§ Exercise brief: Your task is to copy every line of this material exactly.

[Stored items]
——————————

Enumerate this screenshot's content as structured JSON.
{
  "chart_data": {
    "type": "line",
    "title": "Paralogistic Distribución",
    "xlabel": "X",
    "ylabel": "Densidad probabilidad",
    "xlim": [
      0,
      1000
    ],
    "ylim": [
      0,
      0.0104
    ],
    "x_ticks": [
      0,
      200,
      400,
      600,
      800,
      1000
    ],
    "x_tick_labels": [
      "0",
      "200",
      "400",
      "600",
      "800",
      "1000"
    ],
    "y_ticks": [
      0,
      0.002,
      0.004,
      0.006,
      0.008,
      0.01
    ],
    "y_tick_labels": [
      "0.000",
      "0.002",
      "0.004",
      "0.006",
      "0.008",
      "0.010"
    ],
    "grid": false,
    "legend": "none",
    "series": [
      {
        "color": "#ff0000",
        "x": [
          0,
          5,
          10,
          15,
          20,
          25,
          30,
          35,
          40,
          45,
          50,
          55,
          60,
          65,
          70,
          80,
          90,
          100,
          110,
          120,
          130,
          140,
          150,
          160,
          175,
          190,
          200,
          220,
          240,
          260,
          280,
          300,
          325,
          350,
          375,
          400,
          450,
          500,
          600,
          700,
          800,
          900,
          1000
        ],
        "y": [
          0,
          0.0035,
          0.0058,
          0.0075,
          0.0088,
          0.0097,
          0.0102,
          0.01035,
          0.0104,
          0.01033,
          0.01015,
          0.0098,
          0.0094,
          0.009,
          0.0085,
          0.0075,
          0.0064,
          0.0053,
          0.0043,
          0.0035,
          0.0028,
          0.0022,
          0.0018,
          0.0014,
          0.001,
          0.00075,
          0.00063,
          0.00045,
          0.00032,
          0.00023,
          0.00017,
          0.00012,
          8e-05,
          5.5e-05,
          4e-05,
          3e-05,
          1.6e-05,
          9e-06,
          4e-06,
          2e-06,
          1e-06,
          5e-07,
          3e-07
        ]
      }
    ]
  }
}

——————————

§ Response to this exercise:
Enumerate this screenshot's content as structured JSON.
{
  "chart_data": {
    "type": "line",
    "title": "Paralogistic Distribución",
    "xlabel": "X",
    "ylabel": "Densidad probabilidad",
    "xlim": [
      0,
      1000
    ],
    "ylim": [
      0,
      0.0104
    ],
    "x_ticks": [
      0,
      200,
      400,
      600,
      800,
      1000
    ],
    "x_tick_labels": [
      "0",
      "200",
      "400",
      "600",
      "800",
      "1000"
    ],
    "y_ticks": [
      0,
      0.002,
      0.004,
      0.006,
      0.008,
      0.01
    ],
    "y_tick_labels": [
      "0.000",
      "0.002",
      "0.004",
      "0.006",
      "0.008",
      "0.010"
    ],
    "grid": false,
    "legend": "none",
    "series": [
      {
        "color": "#ff0000",
        "x": [
          0,
          5,
          10,
          15,
          20,
          25,
          30,
          35,
          40,
          45,
          50,
          55,
          60,
          65,
          70,
          80,
          90,
          100,
          110,
          120,
          130,
          140,
          150,
          160,
          175,
          190,
          200,
          220,
          240,
          260,
          280,
          300,
          325,
          350,
          375,
          400,
          450,
          500,
          600,
          700,
          800,
          900,
          1000
        ],
        "y": [
          0,
          0.0035,
          0.0058,
          0.0075,
          0.0088,
          0.0097,
          0.0102,
          0.01035,
          0.0104,
          0.01033,
          0.01015,
          0.0098,
          0.0094,
          0.009,
          0.0085,
          0.0075,
          0.0064,
          0.0053,
          0.0043,
          0.0035,
          0.0028,
          0.0022,
          0.0018,
          0.0014,
          0.001,
          0.00075,
          0.00063,
          0.00045,
          0.00032,
          0.00023,
          0.00017,
          0.00012,
          8e-05,
          5.5e-05,
          4e-05,
          3e-05,
          1.6e-05,
          9e-06,
          4e-06,
          2e-06,
          1e-06,
          5e-07,
          3e-07
        ]
      }
    ]
  }
}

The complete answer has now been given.